## GIVEN REQUEST
Copy out each line of the material below that holds the string "ISBN".
◆ ◆ ◆
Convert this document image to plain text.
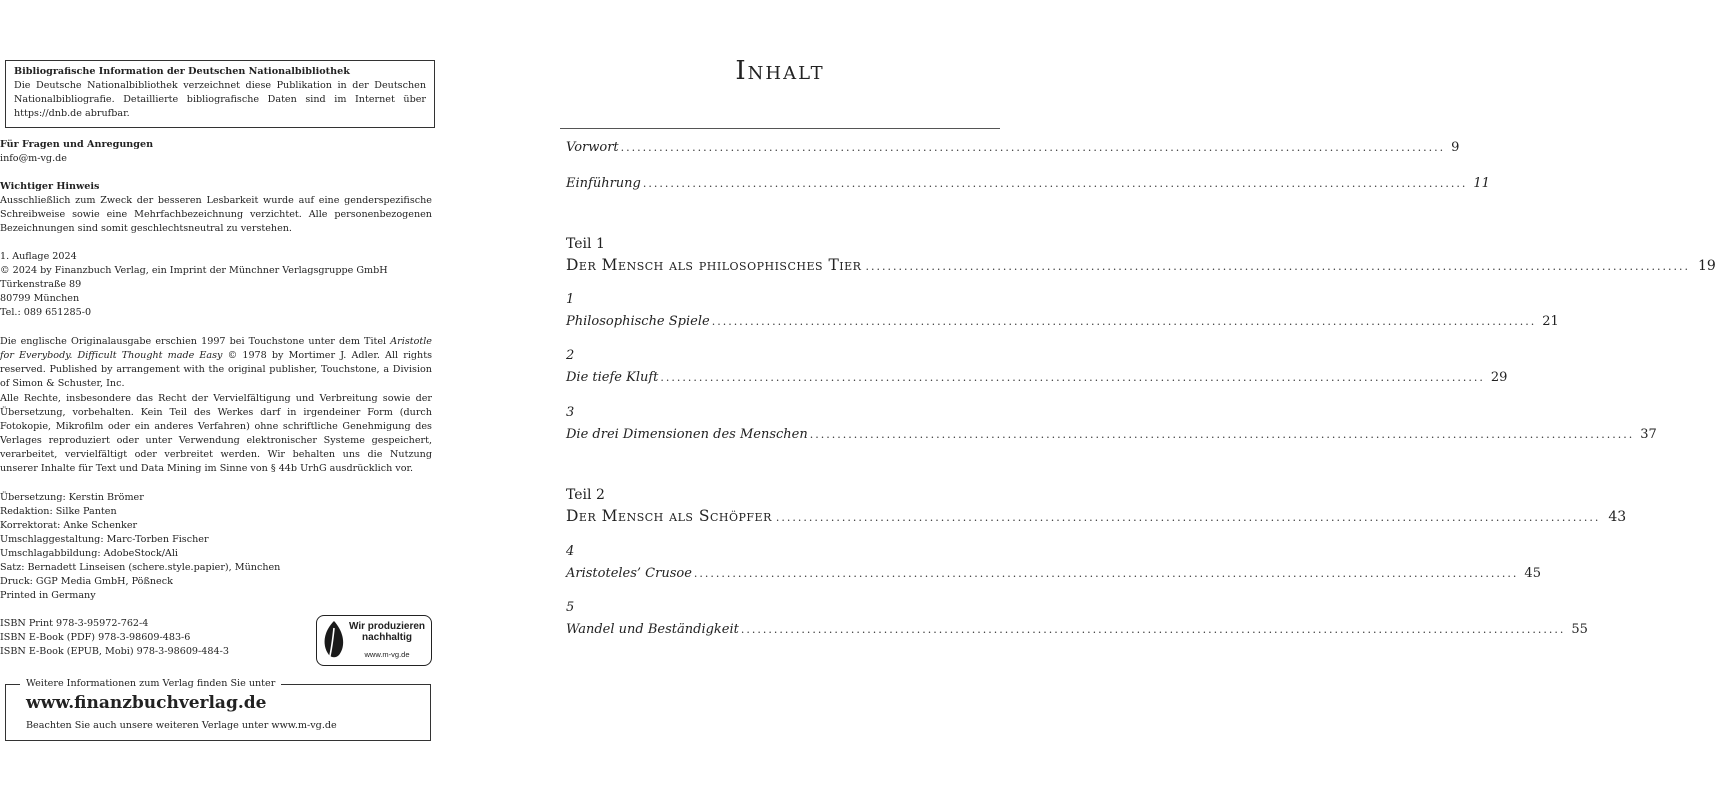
Bibliografische Information der Deutschen Nationalbibliothek
Die Deutsche Nationalbibliothek verzeichnet diese Publikation in der Deutschen Nationalbibliografie. Detaillierte bibliografische Daten sind im Internet über https://dnb.de abrufbar.
Für Fragen und Anregungen
info@m-vg.de
Wichtiger Hinweis
Ausschließlich zum Zweck der besseren Lesbarkeit wurde auf eine genderspezifische Schreibweise sowie eine Mehrfachbezeichnung verzichtet. Alle personenbezogenen Bezeichnungen sind somit geschlechtsneutral zu verstehen.
1. Auflage 2024
© 2024 by Finanzbuch Verlag, ein Imprint der Münchner Verlagsgruppe GmbH
Türkenstraße 89
80799 München
Tel.: 089 651285-0
Die englische Originalausgabe erschien 1997 bei Touchstone unter dem Titel Aristotle for Everybody. Difficult Thought made Easy © 1978 by Mortimer J. Adler. All rights reserved. Published by arrangement with the original publisher, Touchstone, a Division of Simon & Schuster, Inc.
Alle Rechte, insbesondere das Recht der Vervielfältigung und Verbreitung sowie der Übersetzung, vorbehalten. Kein Teil des Werkes darf in irgendeiner Form (durch Fotokopie, Mikrofilm oder ein anderes Verfahren) ohne schriftliche Genehmigung des Verlages reproduziert oder unter Verwendung elektronischer Systeme gespeichert, verarbeitet, vervielfältigt oder verbreitet werden. Wir behalten uns die Nutzung unserer Inhalte für Text und Data Mining im Sinne von § 44b UrhG ausdrücklich vor.
Übersetzung: Kerstin Brömer
Redaktion: Silke Panten
Korrektorat: Anke Schenker
Umschlaggestaltung: Marc-Torben Fischer
Umschlagabbildung: AdobeStock/Ali
Satz: Bernadett Linseisen (schere.style.papier), München
Druck: GGP Media GmbH, Pößneck
Printed in Germany
ISBN Print 978-3-95972-762-4
ISBN E-Book (PDF) 978-3-98609-483-6
ISBN E-Book (EPUB, Mobi) 978-3-98609-484-3
Wir produzieren
nachhaltig
www.m-vg.de
Weitere Informationen zum Verlag finden Sie unter
www.finanzbuchverlag.de
Beachten Sie auch unsere weiteren Verlage unter www.m-vg.de
Inhalt
Vorwort ...................................................................................................................................................... 9
Einführung ...................................................................................................................................................... 11
Teil 1
Der Mensch als philosophisches Tier ...................................................................................................................................................... 19
1
Philosophische Spiele ...................................................................................................................................................... 21
2
Die tiefe Kluft ...................................................................................................................................................... 29
3
Die drei Dimensionen des Menschen ...................................................................................................................................................... 37
Teil 2
Der Mensch als Schöpfer ...................................................................................................................................................... 43
4
Aristoteles’ Crusoe ...................................................................................................................................................... 45
5
Wandel und Beständigkeit ...................................................................................................................................................... 55
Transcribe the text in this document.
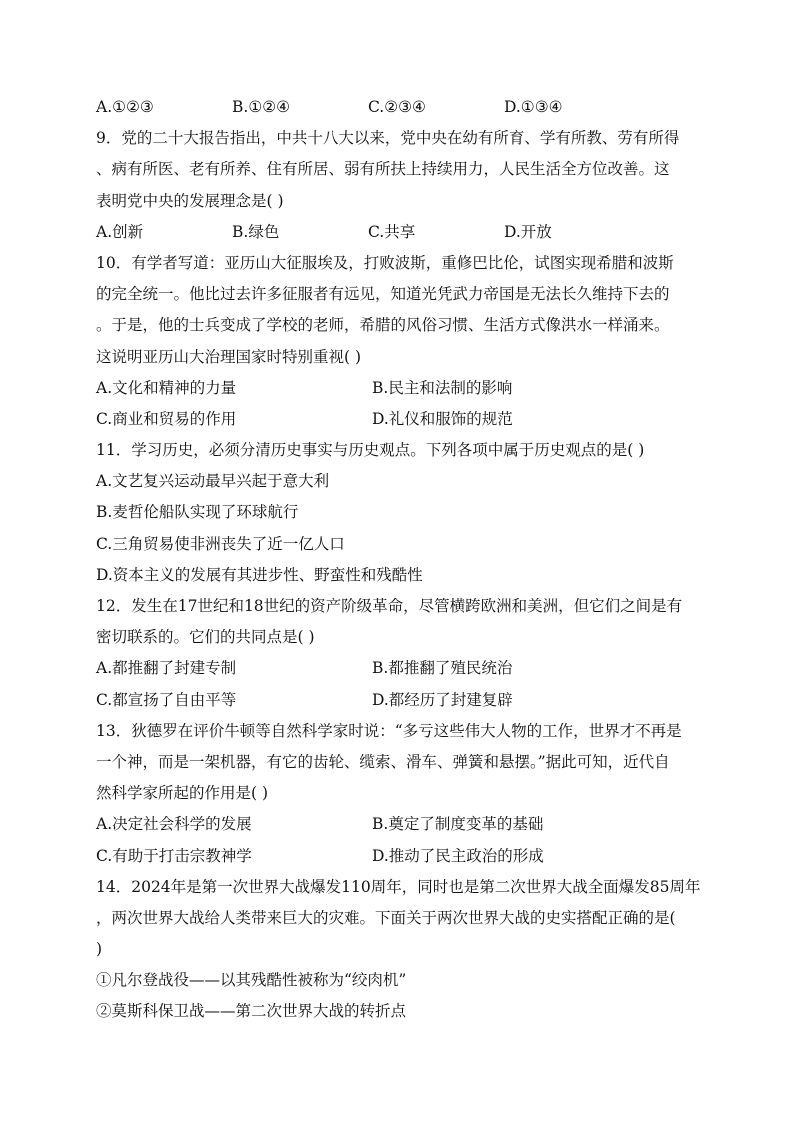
A.①②③	B.①②④	C.②③④	D.①③④
9．党的二十大报告指出，中共十八大以来，党中央在幼有所育、学有所教、劳有所得
、病有所医、老有所养、住有所居、弱有所扶上持续用力，人民生活全方位改善。这
表明党中央的发展理念是( )
A.创新	B.绿色	C.共享	D.开放
10．有学者写道：亚历山大征服埃及，打败波斯，重修巴比伦，试图实现希腊和波斯
的完全统一。他比过去许多征服者有远见，知道光凭武力帝国是无法长久维持下去的
。于是，他的士兵变成了学校的老师，希腊的风俗习惯、生活方式像洪水一样涌来。
这说明亚历山大治理国家时特别重视( )
A.文化和精神的力量	B.民主和法制的影响
C.商业和贸易的作用	D.礼仪和服饰的规范
11．学习历史，必须分清历史事实与历史观点。下列各项中属于历史观点的是( )
A.文艺复兴运动最早兴起于意大利
B.麦哲伦船队实现了环球航行
C.三角贸易使非洲丧失了近一亿人口
D.资本主义的发展有其进步性、野蛮性和残酷性
12．发生在17世纪和18世纪的资产阶级革命，尽管横跨欧洲和美洲，但它们之间是有
密切联系的。它们的共同点是( )
A.都推翻了封建专制	B.都推翻了殖民统治
C.都宣扬了自由平等	D.都经历了封建复辟
13．狄德罗在评价牛顿等自然科学家时说：“多亏这些伟大人物的工作，世界才不再是
一个神，而是一架机器，有它的齿轮、缆索、滑车、弹簧和悬摆。”据此可知，近代自
然科学家所起的作用是( )
A.决定社会科学的发展	B.奠定了制度变革的基础
C.有助于打击宗教神学	D.推动了民主政治的形成
14．2024年是第一次世界大战爆发110周年，同时也是第二次世界大战全面爆发85周年
，两次世界大战给人类带来巨大的灾难。下面关于两次世界大战的史实搭配正确的是(
)
①凡尔登战役——以其残酷性被称为“绞肉机”
②莫斯科保卫战——第二次世界大战的转折点
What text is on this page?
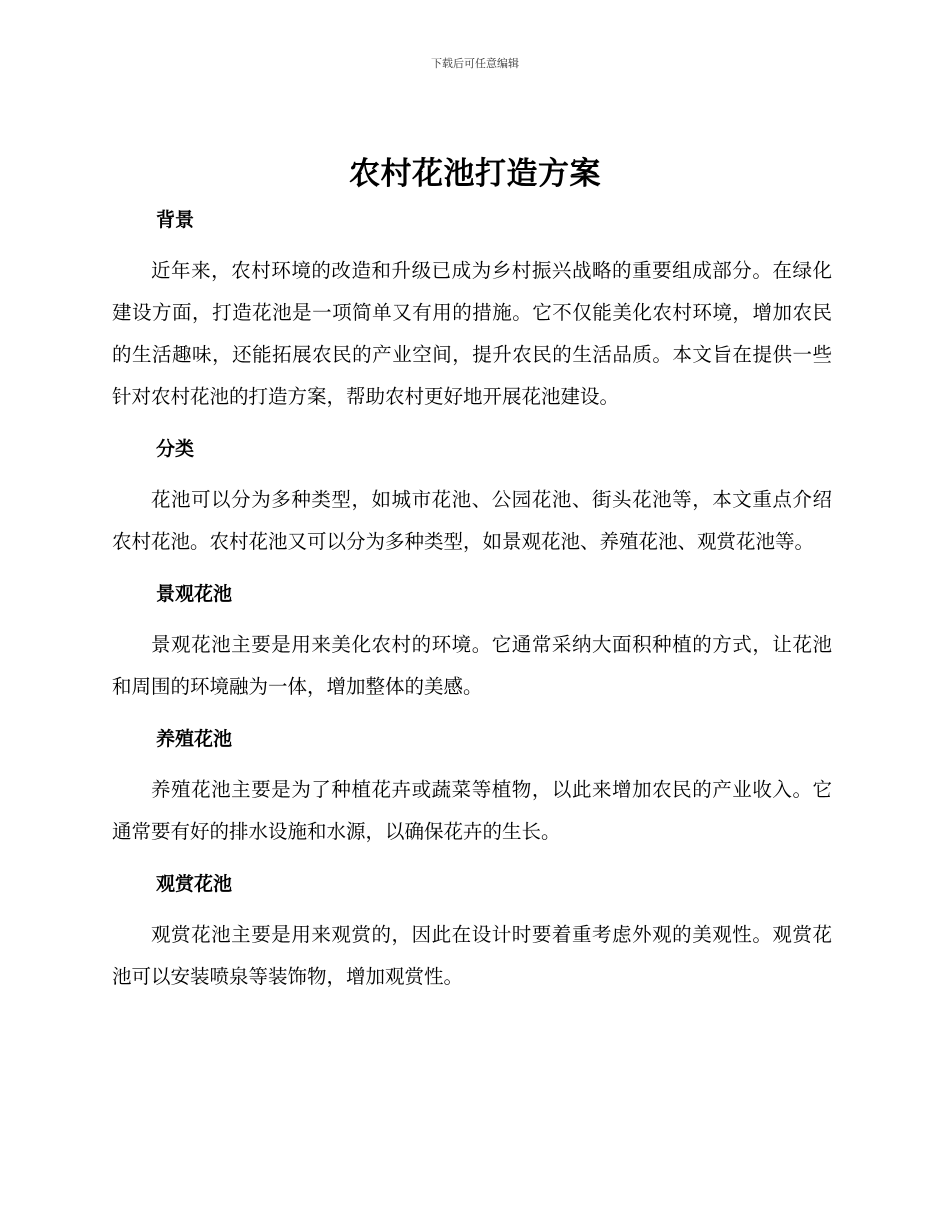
下载后可任意编辑
农村花池打造方案
背景

近年来，农村环境的改造和升级已成为乡村振兴战略的重要组成部分。在绿化建设方面，打造花池是一项简单又有用的措施。它不仅能美化农村环境，增加农民的生活趣味，还能拓展农民的产业空间，提升农民的生活品质。本文旨在提供一些针对农村花池的打造方案，帮助农村更好地开展花池建设。

分类

花池可以分为多种类型，如城市花池、公园花池、街头花池等，本文重点介绍农村花池。农村花池又可以分为多种类型，如景观花池、养殖花池、观赏花池等。

景观花池

景观花池主要是用来美化农村的环境。它通常采纳大面积种植的方式，让花池和周围的环境融为一体，增加整体的美感。

养殖花池

养殖花池主要是为了种植花卉或蔬菜等植物，以此来增加农民的产业收入。它通常要有好的排水设施和水源，以确保花卉的生长。

观赏花池

观赏花池主要是用来观赏的，因此在设计时要着重考虑外观的美观性。观赏花池可以安装喷泉等装饰物，增加观赏性。
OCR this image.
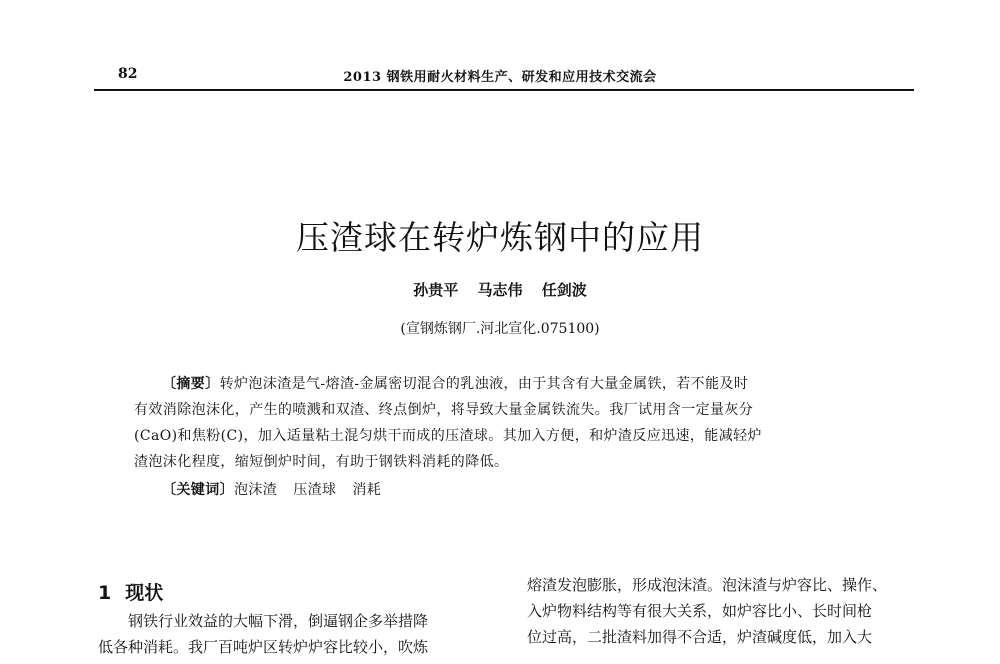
82	2013 钢铁用耐火材料生产、研发和应用技术交流会
压渣球在转炉炼钢中的应用
孙贵平 马志伟 任剑波
(宣钢炼钢厂.河北宣化.075100)

〔摘要〕转炉泡沫渣是气-熔渣-金属密切混合的乳浊液，由于其含有大量金属铁，若不能及时

有效消除泡沫化，产生的喷溅和双渣、终点倒炉，将导致大量金属铁流失。我厂试用含一定量灰分

(CaO)和焦粉(C)，加入适量粘土混匀烘干而成的压渣球。其加入方便，和炉渣反应迅速，能减轻炉

渣泡沫化程度，缩短倒炉时间，有助于钢铁料消耗的降低。

〔关键词〕泡沫渣 压渣球 消耗
1 现状

钢铁行业效益的大幅下滑，倒逼钢企多举措降

低各种消耗。我厂百吨炉区转炉炉容比较小，吹炼

熔渣发泡膨胀，形成泡沫渣。泡沫渣与炉容比、操作、

入炉物料结构等有很大关系，如炉容比小、长时间枪

位过高，二批渣料加得不合适，炉渣碱度低，加入大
◆ ◆ ◆
## ANSWER TO THIS PROBLEM
ISBN Print 978-3-95972-762-4
ISBN E-Book (PDF) 978-3-98609-483-6
ISBN E-Book (EPUB, Mobi) 978-3-98609-484-3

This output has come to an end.